◆ Entries provided ◆

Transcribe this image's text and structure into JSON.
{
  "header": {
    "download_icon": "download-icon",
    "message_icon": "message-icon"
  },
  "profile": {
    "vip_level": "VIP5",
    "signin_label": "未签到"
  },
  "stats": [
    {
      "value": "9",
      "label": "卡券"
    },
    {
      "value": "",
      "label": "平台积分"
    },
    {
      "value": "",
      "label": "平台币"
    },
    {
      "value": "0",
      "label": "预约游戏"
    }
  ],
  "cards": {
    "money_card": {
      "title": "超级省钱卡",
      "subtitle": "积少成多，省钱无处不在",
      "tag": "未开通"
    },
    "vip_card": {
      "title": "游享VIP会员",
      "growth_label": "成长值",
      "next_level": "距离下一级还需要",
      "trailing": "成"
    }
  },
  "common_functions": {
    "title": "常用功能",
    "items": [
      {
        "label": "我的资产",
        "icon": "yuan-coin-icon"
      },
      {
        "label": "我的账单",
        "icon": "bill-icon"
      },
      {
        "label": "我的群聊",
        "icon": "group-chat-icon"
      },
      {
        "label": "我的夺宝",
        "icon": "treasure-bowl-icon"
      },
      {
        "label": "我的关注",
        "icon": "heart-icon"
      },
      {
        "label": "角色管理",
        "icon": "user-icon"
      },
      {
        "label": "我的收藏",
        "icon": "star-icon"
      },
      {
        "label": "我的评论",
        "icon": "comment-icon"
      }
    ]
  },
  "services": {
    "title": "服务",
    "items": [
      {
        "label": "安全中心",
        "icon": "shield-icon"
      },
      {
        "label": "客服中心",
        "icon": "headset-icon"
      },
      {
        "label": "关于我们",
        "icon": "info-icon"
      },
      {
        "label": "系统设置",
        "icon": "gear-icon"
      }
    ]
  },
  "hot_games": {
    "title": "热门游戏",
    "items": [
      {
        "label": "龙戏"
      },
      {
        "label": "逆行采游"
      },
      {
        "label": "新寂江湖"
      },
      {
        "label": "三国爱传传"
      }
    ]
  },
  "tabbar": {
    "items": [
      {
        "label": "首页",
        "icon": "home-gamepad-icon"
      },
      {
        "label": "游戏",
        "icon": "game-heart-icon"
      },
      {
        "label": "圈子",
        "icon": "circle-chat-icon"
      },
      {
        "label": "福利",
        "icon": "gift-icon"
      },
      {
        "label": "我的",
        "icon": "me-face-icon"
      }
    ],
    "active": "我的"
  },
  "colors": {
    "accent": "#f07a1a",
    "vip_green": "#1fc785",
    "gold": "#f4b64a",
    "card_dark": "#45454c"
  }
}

◆ What you should do ◆
Locate each line containing the string "chat" and show it.

◆ Response ◆
        "icon": "group-chat-icon"
        "icon": "circle-chat-icon"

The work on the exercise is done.